**Listing**
========================

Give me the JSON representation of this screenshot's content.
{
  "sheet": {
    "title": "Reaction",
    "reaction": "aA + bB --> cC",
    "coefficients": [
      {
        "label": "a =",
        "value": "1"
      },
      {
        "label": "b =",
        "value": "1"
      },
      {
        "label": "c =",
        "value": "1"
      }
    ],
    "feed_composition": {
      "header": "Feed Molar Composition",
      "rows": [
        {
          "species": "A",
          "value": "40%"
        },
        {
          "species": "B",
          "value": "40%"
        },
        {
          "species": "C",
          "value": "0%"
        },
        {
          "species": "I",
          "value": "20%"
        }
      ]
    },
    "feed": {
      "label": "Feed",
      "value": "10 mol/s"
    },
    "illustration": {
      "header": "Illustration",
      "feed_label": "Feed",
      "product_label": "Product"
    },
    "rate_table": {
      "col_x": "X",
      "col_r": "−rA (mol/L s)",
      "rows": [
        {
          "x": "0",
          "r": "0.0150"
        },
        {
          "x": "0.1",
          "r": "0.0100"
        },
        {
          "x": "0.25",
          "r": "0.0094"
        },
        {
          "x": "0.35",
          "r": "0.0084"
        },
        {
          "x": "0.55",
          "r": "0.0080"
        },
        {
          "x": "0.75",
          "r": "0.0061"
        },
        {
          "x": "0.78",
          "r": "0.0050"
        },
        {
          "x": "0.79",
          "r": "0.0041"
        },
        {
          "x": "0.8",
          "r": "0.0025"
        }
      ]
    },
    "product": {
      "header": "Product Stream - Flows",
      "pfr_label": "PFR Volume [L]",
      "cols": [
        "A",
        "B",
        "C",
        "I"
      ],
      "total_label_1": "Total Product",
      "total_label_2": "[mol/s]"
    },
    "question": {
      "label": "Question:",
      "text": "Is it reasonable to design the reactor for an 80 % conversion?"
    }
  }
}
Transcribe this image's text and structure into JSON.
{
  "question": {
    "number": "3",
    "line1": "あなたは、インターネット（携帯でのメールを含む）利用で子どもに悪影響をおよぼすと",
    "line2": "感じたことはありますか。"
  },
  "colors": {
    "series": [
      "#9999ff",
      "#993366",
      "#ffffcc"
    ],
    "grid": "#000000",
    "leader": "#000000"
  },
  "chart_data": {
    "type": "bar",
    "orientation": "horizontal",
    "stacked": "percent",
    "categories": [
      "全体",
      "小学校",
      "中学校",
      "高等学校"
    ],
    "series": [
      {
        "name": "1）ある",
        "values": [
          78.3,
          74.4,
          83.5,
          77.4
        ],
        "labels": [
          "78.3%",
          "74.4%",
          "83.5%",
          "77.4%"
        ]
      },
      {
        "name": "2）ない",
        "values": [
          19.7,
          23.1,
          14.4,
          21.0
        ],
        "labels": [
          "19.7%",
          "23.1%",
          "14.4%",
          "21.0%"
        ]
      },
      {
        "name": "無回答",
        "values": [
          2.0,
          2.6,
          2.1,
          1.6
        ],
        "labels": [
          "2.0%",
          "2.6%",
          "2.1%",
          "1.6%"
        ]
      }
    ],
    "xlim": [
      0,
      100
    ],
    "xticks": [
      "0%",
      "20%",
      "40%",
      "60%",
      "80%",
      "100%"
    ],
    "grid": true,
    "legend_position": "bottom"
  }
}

========================

**Work required**
Using the records above, copy every line that has the word "this" in it.

**Reply**
Give me the JSON representation of this screenshot's content.
Transcribe this image's text and structure into JSON.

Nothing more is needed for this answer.